**Your task**
Filter this material down to the lines that hold "Исследование", copying each one.

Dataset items
------------------------------------------------------------------------

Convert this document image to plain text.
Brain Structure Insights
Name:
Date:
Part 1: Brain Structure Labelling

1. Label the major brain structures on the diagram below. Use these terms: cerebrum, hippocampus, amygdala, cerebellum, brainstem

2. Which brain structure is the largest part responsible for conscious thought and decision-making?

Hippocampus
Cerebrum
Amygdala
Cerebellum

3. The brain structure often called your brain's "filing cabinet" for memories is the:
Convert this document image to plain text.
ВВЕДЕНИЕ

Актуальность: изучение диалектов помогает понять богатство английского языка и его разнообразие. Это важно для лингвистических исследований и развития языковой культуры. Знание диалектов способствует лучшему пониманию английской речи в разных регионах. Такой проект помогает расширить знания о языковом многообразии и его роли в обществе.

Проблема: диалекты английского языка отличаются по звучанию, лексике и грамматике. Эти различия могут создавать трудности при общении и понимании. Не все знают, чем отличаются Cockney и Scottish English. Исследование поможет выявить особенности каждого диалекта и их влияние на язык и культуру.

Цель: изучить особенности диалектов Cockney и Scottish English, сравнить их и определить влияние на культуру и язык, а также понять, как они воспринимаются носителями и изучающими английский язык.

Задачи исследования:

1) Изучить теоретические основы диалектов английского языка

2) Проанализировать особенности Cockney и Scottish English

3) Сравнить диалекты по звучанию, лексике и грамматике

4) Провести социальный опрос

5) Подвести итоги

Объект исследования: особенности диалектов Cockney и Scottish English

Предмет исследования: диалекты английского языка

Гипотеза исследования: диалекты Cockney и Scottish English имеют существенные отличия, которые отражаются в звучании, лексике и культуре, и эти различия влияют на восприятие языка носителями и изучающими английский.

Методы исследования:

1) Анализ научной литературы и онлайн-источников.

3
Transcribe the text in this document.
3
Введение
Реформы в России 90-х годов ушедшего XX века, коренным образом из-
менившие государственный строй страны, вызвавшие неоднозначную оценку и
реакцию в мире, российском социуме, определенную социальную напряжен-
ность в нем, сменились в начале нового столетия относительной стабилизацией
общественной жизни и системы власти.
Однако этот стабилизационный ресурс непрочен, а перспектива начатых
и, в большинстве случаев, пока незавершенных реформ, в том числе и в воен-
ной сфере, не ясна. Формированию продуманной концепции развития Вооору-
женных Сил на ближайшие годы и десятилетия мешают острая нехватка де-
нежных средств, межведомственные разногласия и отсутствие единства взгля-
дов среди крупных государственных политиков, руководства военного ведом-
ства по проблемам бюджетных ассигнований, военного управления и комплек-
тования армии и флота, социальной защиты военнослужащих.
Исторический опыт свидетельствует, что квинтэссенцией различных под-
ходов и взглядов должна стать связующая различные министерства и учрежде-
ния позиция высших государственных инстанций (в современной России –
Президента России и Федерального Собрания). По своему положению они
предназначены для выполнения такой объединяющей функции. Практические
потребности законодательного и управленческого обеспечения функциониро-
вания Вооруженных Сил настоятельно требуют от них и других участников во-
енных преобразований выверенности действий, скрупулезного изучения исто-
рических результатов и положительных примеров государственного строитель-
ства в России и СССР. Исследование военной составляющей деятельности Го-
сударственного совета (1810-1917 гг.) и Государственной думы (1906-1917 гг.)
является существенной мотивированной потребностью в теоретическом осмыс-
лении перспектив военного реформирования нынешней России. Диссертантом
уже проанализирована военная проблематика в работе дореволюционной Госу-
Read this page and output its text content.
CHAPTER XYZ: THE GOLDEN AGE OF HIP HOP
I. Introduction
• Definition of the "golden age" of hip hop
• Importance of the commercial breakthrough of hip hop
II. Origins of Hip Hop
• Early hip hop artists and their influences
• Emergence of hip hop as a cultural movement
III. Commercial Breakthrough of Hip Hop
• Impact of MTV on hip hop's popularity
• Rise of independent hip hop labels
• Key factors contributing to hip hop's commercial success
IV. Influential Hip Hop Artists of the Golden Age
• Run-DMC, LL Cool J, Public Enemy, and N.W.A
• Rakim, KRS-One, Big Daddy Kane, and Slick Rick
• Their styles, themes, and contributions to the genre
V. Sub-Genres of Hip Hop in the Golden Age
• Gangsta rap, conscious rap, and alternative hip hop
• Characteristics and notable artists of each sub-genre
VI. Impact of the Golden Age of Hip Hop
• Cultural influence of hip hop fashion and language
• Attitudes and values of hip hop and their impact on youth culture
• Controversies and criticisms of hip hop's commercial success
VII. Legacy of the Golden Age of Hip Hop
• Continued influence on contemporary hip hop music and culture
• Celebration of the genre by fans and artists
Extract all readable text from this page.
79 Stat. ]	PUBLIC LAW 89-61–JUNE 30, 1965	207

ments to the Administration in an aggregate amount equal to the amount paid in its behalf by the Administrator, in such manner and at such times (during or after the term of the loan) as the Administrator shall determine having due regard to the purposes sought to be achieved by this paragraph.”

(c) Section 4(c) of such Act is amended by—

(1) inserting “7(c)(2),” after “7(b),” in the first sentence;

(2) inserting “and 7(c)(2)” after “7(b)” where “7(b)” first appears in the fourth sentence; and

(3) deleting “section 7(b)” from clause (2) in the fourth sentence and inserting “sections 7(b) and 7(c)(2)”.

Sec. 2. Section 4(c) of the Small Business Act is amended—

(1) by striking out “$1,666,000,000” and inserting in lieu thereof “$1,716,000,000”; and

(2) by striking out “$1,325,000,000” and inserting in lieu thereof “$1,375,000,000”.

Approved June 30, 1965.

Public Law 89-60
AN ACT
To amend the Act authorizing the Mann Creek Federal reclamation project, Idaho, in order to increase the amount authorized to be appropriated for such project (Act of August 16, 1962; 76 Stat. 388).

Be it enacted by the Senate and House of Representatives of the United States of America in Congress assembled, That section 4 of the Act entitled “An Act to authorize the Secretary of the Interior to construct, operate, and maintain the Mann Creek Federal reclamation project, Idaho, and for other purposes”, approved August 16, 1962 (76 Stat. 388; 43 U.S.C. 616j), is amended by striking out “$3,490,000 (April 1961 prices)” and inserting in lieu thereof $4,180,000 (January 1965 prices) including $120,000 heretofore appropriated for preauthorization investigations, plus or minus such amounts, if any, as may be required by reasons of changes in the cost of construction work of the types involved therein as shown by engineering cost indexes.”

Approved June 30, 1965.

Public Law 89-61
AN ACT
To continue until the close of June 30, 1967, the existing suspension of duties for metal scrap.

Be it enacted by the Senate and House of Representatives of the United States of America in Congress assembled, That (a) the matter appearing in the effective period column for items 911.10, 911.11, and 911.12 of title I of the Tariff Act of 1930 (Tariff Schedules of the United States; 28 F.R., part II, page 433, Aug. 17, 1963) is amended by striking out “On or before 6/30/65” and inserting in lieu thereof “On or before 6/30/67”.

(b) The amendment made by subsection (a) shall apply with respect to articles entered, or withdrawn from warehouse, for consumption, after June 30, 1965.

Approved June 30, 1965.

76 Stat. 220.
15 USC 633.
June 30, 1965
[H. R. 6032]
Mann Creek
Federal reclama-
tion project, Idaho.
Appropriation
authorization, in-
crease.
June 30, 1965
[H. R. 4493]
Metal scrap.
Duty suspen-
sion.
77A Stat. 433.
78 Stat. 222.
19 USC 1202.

------------------------------------------------------------------------

**The output**
Проблема: диалекты английского языка отличаются по звучанию, лексике и грамматике. Эти различия могут создавать трудности при общении и понимании. Не все знают, чем отличаются Cockney и Scottish English. Исследование поможет выявить особенности каждого диалекта и их влияние на язык и культуру.
ства в России и СССР. Исследование военной составляющей деятельности Го-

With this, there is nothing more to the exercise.